** start of Data excerpts **

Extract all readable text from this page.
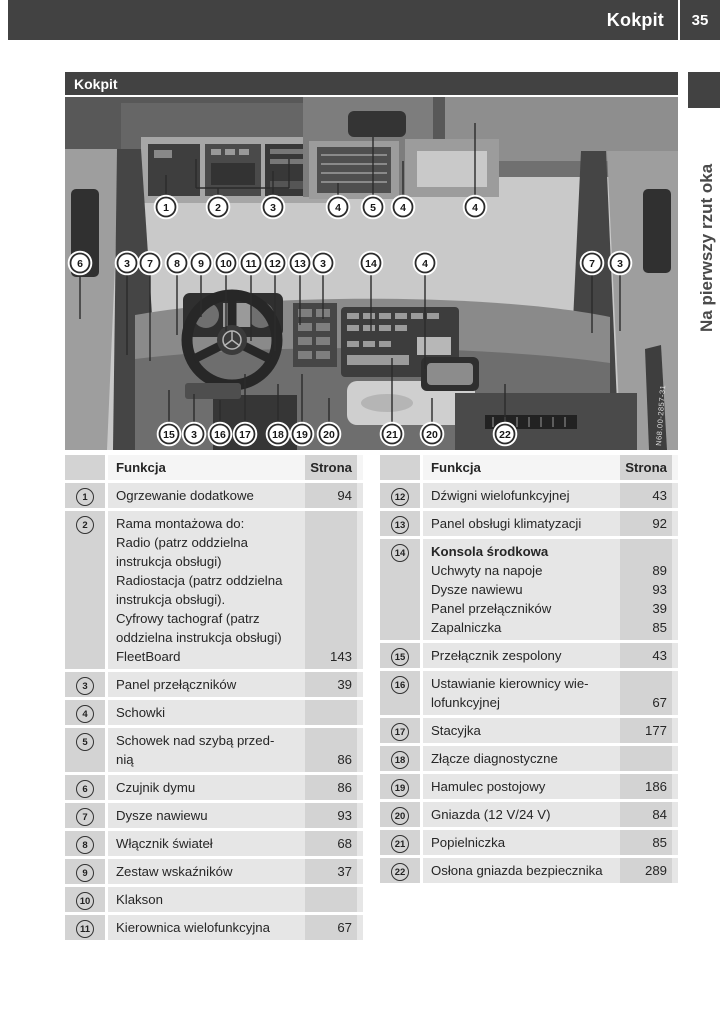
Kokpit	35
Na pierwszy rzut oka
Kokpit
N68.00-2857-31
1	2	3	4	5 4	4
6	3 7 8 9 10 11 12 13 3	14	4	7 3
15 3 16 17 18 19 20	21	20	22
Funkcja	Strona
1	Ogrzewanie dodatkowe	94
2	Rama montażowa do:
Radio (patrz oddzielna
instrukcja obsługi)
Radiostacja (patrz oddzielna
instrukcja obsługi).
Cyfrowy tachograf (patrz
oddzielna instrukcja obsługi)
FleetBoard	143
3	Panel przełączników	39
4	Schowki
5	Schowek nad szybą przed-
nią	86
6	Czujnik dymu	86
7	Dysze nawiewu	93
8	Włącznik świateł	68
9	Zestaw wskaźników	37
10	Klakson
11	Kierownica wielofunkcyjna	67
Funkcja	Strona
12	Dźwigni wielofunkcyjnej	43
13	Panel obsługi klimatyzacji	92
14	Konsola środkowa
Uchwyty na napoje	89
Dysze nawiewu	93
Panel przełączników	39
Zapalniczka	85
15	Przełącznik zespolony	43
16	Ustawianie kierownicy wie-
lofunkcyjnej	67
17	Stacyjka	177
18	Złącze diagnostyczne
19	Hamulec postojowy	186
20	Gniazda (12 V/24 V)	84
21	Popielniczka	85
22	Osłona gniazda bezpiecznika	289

** end of Data excerpts **

> [Problem description]
Repeat the data in full and exactly. Omit pictures.

> [Answer to this task]
Extract all readable text from this page.
Kokpit	35
Na pierwszy rzut oka
Kokpit
N68.00-2857-31
1	2	3	4	5 4	4
6	3 7 8 9 10 11 12 13 3	14	4	7 3
15 3 16 17 18 19 20	21	20	22
Funkcja	Strona
1	Ogrzewanie dodatkowe	94
2	Rama montażowa do:
Radio (patrz oddzielna
instrukcja obsługi)
Radiostacja (patrz oddzielna
instrukcja obsługi).
Cyfrowy tachograf (patrz
oddzielna instrukcja obsługi)
FleetBoard	143
3	Panel przełączników	39
4	Schowki
5	Schowek nad szybą przed-
nią	86
6	Czujnik dymu	86
7	Dysze nawiewu	93
8	Włącznik świateł	68
9	Zestaw wskaźników	37
10	Klakson
11	Kierownica wielofunkcyjna	67
Funkcja	Strona
12	Dźwigni wielofunkcyjnej	43
13	Panel obsługi klimatyzacji	92
14	Konsola środkowa
Uchwyty na napoje	89
Dysze nawiewu	93
Panel przełączników	39
Zapalniczka	85
15	Przełącznik zespolony	43
16	Ustawianie kierownicy wie-
lofunkcyjnej	67
17	Stacyjka	177
18	Złącze diagnostyczne
19	Hamulec postojowy	186
20	Gniazda (12 V/24 V)	84
21	Popielniczka	85
22	Osłona gniazda bezpiecznika	289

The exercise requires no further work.